Count lines holding the word "верхний". Only the number is wanted.
(begin)
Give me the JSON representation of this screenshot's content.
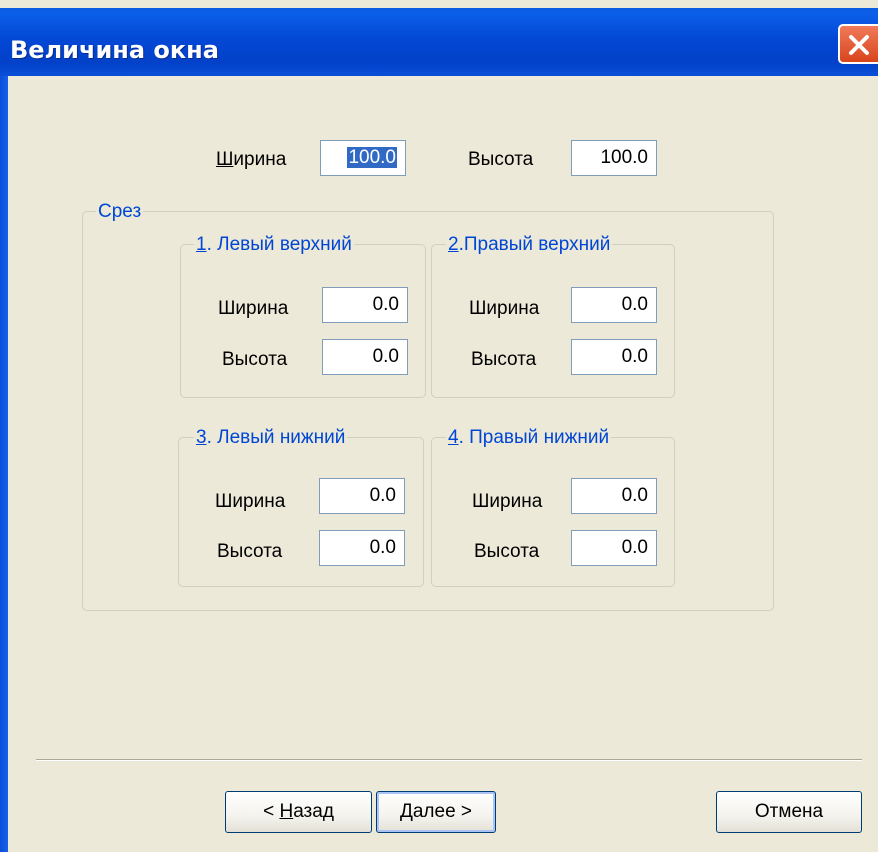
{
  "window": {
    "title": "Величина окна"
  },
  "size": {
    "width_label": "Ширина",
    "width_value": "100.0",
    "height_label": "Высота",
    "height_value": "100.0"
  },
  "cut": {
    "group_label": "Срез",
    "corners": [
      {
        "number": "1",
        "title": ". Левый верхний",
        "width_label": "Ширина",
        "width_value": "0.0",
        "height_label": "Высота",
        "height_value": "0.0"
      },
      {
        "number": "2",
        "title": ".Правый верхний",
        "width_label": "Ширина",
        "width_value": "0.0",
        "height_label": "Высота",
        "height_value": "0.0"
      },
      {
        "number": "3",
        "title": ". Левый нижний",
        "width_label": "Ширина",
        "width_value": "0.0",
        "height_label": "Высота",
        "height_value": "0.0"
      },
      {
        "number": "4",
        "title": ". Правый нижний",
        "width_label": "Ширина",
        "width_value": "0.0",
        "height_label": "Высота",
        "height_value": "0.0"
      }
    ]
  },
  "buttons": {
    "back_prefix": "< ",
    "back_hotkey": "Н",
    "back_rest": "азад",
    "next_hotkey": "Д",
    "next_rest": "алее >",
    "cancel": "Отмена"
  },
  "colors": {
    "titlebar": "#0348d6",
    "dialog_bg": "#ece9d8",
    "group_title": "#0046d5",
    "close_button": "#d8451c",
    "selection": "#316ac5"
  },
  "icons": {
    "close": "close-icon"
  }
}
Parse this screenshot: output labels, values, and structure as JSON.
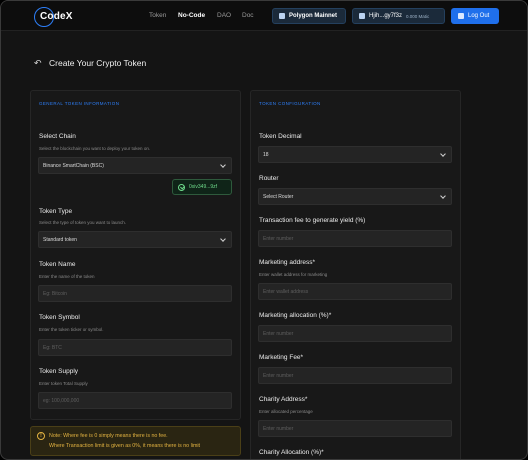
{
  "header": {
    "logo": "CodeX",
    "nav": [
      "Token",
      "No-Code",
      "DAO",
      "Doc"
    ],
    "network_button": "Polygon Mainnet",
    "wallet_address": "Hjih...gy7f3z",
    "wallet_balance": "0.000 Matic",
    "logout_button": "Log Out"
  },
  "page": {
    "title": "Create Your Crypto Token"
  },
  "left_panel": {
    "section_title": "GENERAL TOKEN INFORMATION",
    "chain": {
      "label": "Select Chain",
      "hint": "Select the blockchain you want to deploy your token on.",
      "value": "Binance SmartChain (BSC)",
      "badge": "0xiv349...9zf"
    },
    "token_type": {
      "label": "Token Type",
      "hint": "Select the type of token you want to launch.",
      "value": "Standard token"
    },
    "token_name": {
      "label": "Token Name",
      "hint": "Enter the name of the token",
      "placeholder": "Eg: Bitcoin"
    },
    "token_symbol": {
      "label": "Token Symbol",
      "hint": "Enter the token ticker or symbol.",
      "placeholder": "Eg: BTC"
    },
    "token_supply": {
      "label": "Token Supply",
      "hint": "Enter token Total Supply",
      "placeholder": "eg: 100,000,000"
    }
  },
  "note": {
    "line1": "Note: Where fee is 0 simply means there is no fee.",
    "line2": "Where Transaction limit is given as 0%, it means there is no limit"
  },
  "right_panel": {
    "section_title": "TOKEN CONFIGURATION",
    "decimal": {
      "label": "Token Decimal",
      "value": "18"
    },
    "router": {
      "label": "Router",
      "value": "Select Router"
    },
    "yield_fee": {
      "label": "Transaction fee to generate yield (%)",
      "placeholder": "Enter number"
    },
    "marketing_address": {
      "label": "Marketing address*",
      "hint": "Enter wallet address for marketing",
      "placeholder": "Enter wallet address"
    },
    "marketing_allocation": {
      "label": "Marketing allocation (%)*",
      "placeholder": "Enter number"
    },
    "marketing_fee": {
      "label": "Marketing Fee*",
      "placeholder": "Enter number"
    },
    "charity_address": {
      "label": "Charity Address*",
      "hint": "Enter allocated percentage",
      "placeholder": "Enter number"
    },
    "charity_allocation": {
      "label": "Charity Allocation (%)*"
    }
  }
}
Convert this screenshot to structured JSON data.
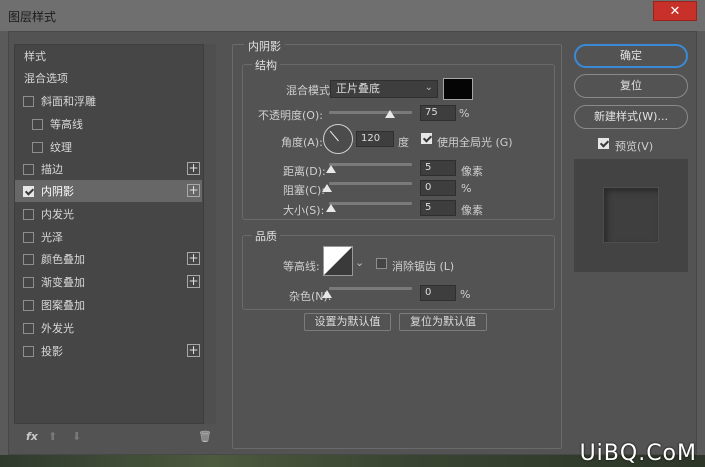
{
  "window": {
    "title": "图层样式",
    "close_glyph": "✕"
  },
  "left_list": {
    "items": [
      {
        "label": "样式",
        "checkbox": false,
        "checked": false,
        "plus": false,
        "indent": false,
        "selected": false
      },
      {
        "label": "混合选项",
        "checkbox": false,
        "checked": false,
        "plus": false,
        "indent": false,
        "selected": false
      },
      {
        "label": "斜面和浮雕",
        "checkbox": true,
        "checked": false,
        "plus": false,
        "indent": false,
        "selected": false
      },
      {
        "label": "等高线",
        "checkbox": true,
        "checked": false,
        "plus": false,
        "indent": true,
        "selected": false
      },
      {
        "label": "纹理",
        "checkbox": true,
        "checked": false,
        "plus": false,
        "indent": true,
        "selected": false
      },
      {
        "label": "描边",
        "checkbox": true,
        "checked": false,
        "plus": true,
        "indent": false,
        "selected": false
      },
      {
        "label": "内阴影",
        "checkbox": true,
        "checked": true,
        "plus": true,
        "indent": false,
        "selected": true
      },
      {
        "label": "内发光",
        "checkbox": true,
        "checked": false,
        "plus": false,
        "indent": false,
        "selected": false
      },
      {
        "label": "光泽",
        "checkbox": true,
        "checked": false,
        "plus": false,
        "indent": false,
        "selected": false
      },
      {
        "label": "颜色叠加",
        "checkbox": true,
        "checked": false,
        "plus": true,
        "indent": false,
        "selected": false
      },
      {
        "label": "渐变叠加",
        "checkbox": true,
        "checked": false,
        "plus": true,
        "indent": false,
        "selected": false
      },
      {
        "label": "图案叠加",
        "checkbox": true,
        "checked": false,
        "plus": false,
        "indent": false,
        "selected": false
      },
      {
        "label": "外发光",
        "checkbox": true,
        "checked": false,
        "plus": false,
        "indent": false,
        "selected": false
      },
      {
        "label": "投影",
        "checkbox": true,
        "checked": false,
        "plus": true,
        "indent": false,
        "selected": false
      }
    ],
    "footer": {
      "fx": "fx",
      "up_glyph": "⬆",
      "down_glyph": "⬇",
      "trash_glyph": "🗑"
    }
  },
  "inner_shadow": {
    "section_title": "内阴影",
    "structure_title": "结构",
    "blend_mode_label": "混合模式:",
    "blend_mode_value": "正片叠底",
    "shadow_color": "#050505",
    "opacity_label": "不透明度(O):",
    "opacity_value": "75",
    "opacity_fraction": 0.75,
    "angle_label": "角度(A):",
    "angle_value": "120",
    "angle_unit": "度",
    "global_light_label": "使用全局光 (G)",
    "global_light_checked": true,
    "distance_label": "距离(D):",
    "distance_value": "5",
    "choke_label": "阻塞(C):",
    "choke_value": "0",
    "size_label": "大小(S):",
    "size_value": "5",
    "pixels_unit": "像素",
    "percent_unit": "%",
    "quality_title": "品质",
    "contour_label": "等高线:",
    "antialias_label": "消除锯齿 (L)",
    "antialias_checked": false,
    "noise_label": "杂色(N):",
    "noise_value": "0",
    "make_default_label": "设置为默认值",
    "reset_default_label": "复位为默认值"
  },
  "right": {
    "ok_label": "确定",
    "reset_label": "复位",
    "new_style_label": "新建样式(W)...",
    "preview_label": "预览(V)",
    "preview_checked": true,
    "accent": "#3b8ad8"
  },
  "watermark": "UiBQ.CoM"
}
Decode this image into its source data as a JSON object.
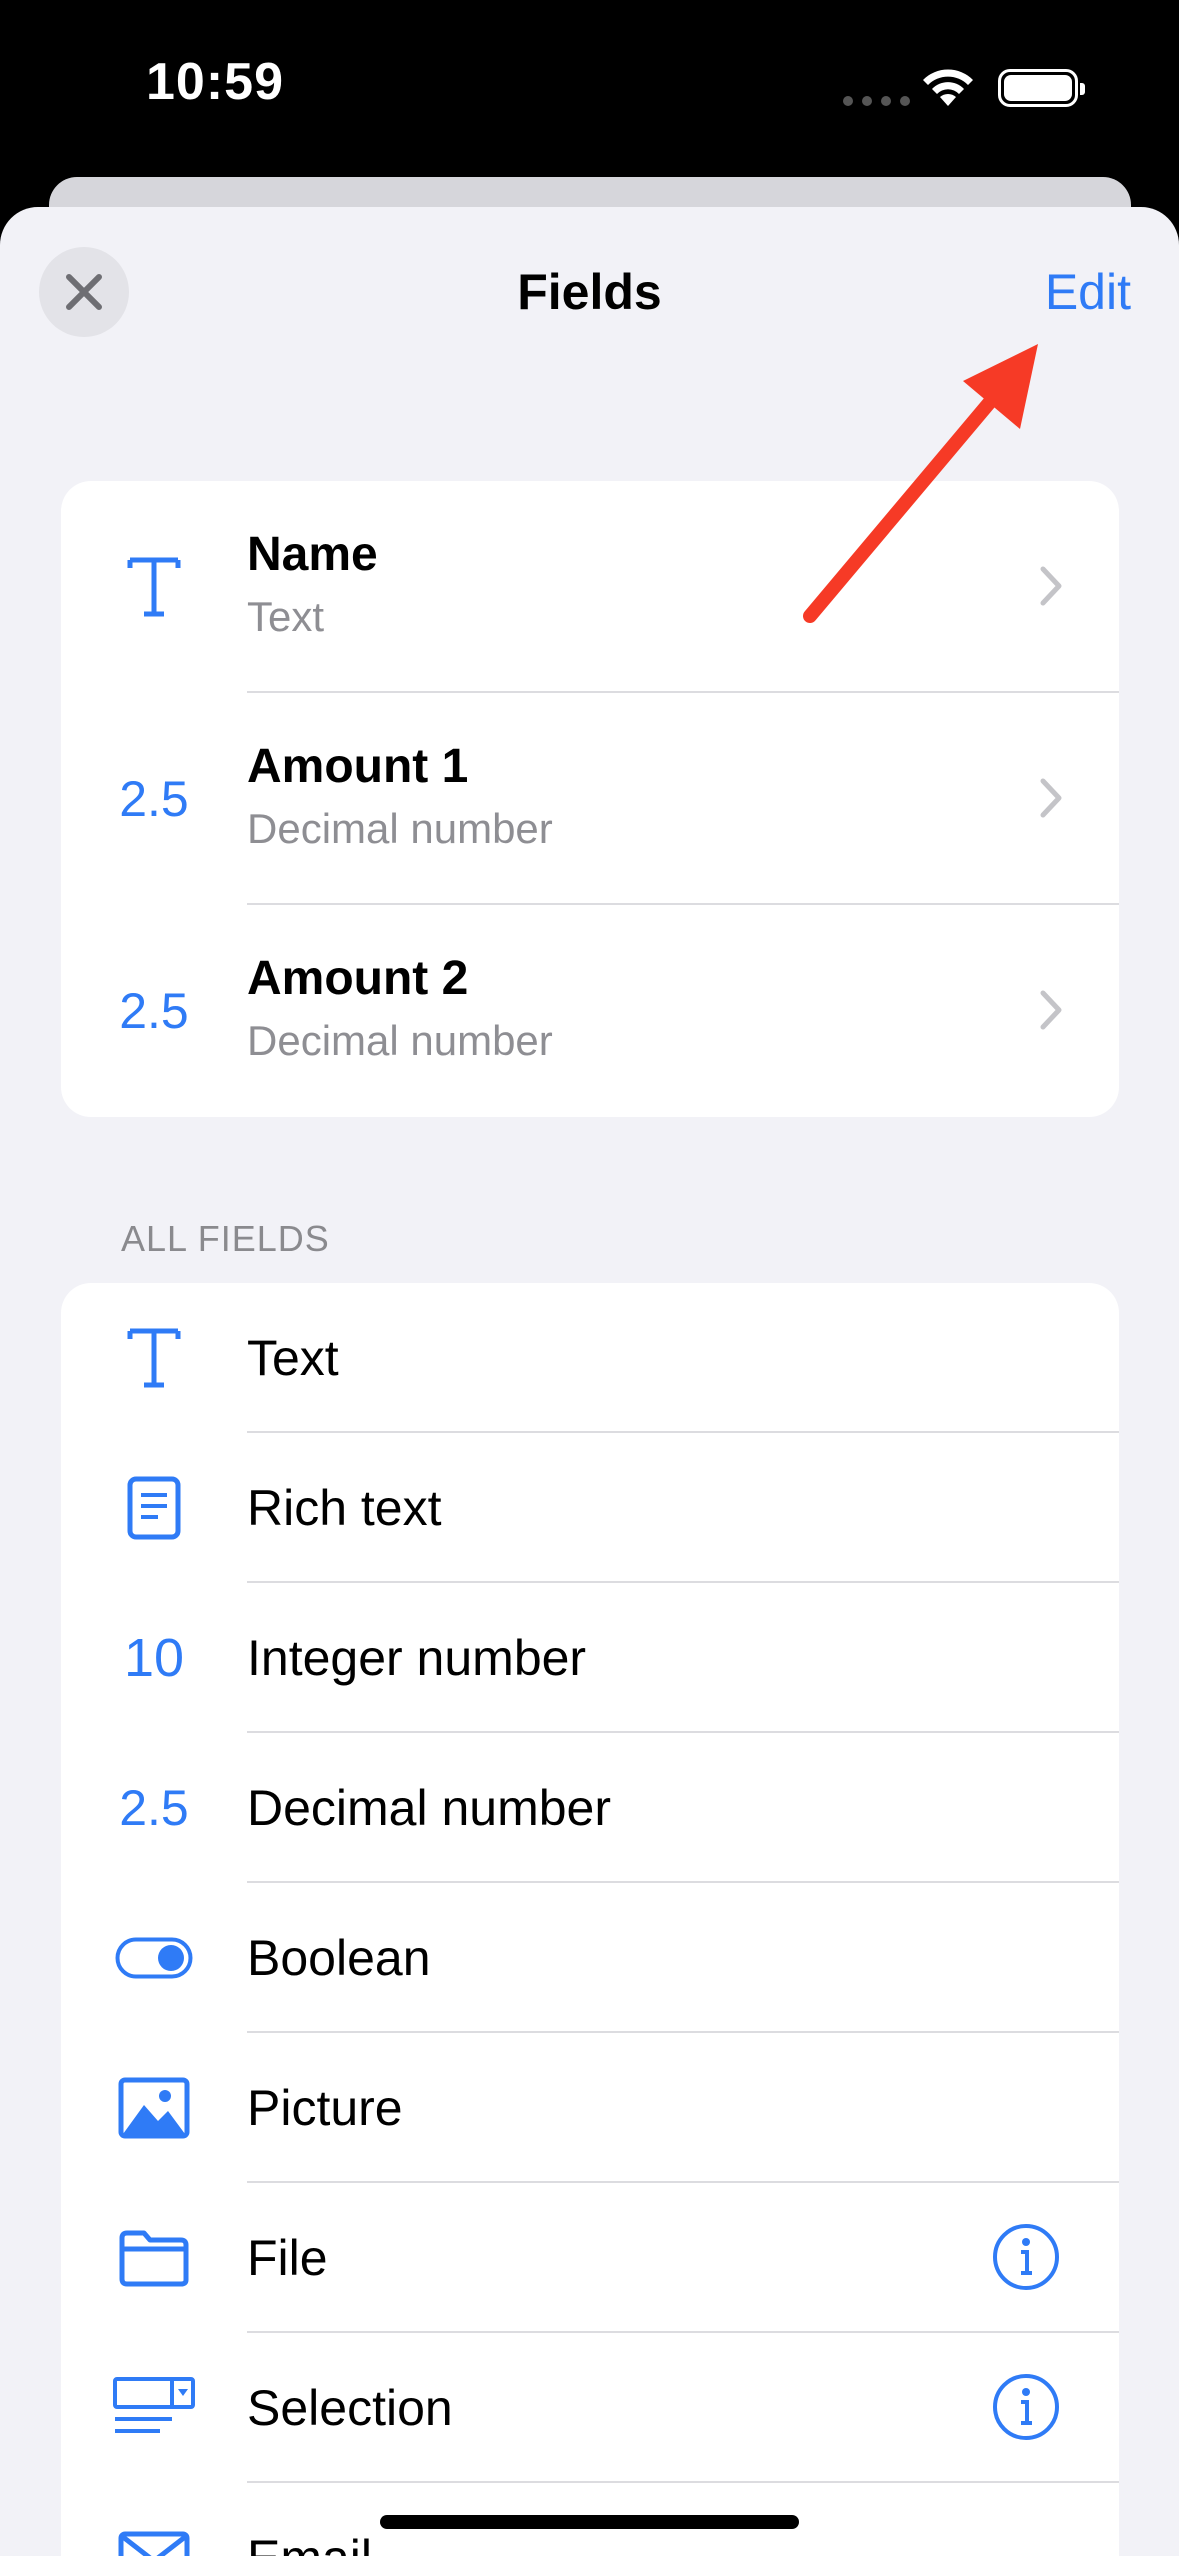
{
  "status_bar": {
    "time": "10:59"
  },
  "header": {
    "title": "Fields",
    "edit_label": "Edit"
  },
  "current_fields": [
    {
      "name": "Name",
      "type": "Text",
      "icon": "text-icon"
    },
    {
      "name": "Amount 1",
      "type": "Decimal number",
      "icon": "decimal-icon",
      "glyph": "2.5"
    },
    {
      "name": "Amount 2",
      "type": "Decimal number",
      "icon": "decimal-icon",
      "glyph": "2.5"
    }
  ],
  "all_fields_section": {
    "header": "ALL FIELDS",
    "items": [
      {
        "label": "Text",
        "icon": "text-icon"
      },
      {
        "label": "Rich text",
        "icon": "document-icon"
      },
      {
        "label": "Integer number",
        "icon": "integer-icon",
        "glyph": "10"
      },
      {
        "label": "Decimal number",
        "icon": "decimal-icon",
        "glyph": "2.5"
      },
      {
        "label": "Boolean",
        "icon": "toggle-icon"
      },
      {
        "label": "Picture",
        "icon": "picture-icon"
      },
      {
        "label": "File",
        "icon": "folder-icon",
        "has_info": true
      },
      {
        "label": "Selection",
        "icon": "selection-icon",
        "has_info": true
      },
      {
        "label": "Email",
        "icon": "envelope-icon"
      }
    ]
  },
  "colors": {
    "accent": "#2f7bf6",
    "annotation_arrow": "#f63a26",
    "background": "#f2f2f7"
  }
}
(end)
◆ **Response to the task**: 2